Written task - In the data below, locate each line with the word "name" and list it.
---- Raw records
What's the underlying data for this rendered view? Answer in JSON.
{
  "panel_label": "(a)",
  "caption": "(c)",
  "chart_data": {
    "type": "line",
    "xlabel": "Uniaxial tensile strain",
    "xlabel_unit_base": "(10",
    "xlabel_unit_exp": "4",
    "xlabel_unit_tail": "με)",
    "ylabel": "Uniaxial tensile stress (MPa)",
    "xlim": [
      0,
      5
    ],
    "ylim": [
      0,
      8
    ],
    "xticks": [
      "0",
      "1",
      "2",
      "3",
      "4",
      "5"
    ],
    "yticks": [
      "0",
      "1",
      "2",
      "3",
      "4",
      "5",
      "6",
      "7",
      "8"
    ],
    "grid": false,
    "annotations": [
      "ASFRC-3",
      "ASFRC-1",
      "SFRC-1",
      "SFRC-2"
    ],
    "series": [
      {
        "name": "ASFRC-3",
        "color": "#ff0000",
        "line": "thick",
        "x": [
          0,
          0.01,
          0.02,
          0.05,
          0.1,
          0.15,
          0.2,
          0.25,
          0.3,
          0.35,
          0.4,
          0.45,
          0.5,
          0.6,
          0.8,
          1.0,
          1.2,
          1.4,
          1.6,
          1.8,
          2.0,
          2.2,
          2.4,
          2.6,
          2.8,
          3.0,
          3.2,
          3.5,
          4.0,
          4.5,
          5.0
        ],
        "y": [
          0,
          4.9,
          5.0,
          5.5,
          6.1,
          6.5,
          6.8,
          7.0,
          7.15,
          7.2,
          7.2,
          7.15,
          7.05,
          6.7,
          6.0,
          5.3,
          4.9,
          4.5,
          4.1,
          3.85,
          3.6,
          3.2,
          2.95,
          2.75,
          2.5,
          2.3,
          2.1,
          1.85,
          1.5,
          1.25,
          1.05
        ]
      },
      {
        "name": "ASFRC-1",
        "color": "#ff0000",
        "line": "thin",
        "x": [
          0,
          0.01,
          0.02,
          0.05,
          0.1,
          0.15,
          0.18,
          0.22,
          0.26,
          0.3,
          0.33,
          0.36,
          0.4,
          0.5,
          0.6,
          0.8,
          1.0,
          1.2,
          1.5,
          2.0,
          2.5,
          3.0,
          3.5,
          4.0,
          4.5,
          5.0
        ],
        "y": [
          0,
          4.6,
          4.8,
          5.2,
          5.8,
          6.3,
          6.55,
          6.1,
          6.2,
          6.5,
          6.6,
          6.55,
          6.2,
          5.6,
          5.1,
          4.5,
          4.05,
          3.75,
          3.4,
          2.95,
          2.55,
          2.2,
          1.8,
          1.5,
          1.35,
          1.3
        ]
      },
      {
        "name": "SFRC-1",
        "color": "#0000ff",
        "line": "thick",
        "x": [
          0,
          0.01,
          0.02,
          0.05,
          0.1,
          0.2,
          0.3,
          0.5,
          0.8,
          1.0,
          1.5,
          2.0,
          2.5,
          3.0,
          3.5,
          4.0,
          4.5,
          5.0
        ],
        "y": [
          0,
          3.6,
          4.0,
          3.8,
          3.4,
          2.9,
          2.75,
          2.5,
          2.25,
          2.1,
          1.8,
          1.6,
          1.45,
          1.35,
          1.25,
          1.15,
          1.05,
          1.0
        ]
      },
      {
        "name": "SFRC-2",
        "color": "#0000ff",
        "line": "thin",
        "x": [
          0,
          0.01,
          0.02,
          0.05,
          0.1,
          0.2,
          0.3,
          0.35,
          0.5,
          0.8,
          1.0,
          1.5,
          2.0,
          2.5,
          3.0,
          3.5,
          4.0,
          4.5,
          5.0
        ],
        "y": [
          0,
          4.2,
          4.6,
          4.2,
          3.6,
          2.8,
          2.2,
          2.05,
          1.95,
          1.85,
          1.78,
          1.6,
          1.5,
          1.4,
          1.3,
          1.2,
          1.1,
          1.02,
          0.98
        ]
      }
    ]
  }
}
--------
Response to this task -
        "name": "ASFRC-3",
        "name": "ASFRC-1",
        "name": "SFRC-1",
        "name": "SFRC-2",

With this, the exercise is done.